→ **Objective**
In the listing below, locate the lines that hold the string "обучающихся". Copy those lines.

→ **Given entries**
+--

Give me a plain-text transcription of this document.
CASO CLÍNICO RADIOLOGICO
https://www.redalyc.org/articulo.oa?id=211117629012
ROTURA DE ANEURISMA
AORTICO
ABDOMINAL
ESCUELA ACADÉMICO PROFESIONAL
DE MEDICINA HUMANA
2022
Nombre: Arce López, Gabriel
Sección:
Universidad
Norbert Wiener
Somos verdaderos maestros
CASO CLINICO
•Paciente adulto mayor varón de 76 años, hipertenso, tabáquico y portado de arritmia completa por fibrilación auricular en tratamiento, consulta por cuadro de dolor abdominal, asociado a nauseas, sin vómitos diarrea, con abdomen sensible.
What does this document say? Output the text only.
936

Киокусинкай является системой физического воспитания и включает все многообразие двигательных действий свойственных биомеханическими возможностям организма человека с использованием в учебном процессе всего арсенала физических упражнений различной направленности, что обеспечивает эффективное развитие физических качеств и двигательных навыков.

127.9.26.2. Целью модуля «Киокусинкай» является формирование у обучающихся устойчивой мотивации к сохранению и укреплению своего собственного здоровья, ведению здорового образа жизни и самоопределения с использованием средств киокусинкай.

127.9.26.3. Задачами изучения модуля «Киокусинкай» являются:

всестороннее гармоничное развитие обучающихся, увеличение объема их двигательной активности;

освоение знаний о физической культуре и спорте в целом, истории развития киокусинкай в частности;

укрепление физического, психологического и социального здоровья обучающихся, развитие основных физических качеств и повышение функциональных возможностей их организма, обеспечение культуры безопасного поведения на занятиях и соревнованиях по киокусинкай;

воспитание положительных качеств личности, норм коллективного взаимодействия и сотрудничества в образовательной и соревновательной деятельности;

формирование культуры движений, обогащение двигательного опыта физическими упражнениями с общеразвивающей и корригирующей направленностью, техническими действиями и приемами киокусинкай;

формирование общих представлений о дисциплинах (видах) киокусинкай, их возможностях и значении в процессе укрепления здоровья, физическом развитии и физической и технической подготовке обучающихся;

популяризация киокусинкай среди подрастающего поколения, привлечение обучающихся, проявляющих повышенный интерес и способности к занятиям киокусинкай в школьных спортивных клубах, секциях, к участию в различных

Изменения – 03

+--

→ **Completed exercise**
127.9.26.2. Целью модуля «Киокусинкай» является формирование у обучающихся устойчивой мотивации к сохранению и укреплению своего собственного здоровья, ведению здорового образа жизни и самоопределения с использованием средств киокусинкай.
всестороннее гармоничное развитие обучающихся, увеличение объема их двигательной активности;
укрепление физического, психологического и социального здоровья обучающихся, развитие основных физических качеств и повышение функциональных возможностей их организма, обеспечение культуры безопасного поведения на занятиях и соревнованиях по киокусинкай;
формирование общих представлений о дисциплинах (видах) киокусинкай, их возможностях и значении в процессе укрепления здоровья, физическом развитии и физической и технической подготовке обучающихся;
популяризация киокусинкай среди подрастающего поколения, привлечение обучающихся, проявляющих повышенный интерес и способности к занятиям киокусинкай в школьных спортивных клубах, секциях, к участию в различных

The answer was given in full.